WORK REQUIRED. Repeat each entry in full, exactly.

THE RECORDS.
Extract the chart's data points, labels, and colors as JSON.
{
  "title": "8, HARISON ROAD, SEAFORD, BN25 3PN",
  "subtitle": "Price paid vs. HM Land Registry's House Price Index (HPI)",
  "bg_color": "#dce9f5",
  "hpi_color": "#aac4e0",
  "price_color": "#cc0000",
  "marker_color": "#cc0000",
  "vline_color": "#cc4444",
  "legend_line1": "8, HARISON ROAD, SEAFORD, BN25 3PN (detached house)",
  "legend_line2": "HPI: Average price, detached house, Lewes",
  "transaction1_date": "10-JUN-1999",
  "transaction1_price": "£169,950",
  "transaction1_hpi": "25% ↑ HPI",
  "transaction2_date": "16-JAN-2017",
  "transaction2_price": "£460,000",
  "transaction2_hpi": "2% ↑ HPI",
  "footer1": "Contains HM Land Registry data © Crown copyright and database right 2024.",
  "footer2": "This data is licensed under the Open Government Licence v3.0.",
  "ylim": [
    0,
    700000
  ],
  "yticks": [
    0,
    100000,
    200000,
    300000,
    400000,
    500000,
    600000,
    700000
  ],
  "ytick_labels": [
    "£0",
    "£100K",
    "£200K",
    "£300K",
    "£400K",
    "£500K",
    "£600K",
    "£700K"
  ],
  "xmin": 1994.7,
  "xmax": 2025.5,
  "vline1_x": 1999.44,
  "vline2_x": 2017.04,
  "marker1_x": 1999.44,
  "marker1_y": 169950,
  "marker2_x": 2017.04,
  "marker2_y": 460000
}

WRITTEN REPLY.
Extract the chart's data points, labels, and colors as JSON.
{
  "title": "8, HARISON ROAD, SEAFORD, BN25 3PN",
  "subtitle": "Price paid vs. HM Land Registry's House Price Index (HPI)",
  "bg_color": "#dce9f5",
  "hpi_color": "#aac4e0",
  "price_color": "#cc0000",
  "marker_color": "#cc0000",
  "vline_color": "#cc4444",
  "legend_line1": "8, HARISON ROAD, SEAFORD, BN25 3PN (detached house)",
  "legend_line2": "HPI: Average price, detached house, Lewes",
  "transaction1_date": "10-JUN-1999",
  "transaction1_price": "£169,950",
  "transaction1_hpi": "25% ↑ HPI",
  "transaction2_date": "16-JAN-2017",
  "transaction2_price": "£460,000",
  "transaction2_hpi": "2% ↑ HPI",
  "footer1": "Contains HM Land Registry data © Crown copyright and database right 2024.",
  "footer2": "This data is licensed under the Open Government Licence v3.0.",
  "ylim": [
    0,
    700000
  ],
  "yticks": [
    0,
    100000,
    200000,
    300000,
    400000,
    500000,
    600000,
    700000
  ],
  "ytick_labels": [
    "£0",
    "£100K",
    "£200K",
    "£300K",
    "£400K",
    "£500K",
    "£600K",
    "£700K"
  ],
  "xmin": 1994.7,
  "xmax": 2025.5,
  "vline1_x": 1999.44,
  "vline2_x": 2017.04,
  "marker1_x": 1999.44,
  "marker1_y": 169950,
  "marker2_x": 2017.04,
  "marker2_y": 460000
}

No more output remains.